Exercise goal:
In the lines below, find how many contain the word "JSON" and report that figure alone.

[Stored items]
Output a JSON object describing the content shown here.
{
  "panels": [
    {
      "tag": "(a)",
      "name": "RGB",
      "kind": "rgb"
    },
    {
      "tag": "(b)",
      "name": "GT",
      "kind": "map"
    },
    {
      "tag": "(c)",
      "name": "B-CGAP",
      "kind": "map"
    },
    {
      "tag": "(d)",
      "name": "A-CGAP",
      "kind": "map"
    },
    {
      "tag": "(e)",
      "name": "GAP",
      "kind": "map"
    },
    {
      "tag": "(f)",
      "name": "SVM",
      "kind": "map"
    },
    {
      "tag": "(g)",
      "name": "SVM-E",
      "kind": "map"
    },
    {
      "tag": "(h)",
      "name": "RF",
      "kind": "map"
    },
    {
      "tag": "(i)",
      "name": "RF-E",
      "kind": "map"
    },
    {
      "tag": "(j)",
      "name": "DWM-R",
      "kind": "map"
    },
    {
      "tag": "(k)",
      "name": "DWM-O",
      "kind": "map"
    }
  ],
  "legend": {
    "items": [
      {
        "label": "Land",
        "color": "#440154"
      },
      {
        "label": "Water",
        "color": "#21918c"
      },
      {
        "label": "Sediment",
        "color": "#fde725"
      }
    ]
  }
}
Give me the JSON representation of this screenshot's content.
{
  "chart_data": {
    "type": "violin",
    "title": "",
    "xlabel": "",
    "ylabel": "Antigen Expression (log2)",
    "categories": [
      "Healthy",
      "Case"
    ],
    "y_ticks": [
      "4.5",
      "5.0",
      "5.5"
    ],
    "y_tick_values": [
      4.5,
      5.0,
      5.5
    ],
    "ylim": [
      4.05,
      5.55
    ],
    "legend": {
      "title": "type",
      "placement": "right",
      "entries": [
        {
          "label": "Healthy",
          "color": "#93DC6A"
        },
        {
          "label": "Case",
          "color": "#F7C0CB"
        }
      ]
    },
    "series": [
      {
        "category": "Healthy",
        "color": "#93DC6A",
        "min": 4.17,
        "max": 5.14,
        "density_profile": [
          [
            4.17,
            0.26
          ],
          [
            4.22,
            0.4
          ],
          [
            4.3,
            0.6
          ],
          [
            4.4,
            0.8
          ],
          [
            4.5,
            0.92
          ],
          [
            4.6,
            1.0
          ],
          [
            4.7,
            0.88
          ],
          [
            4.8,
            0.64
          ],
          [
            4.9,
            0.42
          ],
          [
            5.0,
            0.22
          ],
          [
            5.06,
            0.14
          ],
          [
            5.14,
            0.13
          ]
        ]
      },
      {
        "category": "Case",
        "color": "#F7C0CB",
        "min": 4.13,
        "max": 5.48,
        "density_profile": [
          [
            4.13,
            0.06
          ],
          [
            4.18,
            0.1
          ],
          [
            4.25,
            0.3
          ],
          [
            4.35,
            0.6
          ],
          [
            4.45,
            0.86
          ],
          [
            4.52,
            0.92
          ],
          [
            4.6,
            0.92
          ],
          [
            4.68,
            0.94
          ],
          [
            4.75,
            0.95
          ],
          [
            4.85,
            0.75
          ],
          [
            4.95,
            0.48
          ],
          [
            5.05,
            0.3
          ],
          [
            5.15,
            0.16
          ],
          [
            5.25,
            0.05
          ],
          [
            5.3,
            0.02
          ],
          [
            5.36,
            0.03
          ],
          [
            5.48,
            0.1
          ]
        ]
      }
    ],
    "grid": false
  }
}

Task output:
2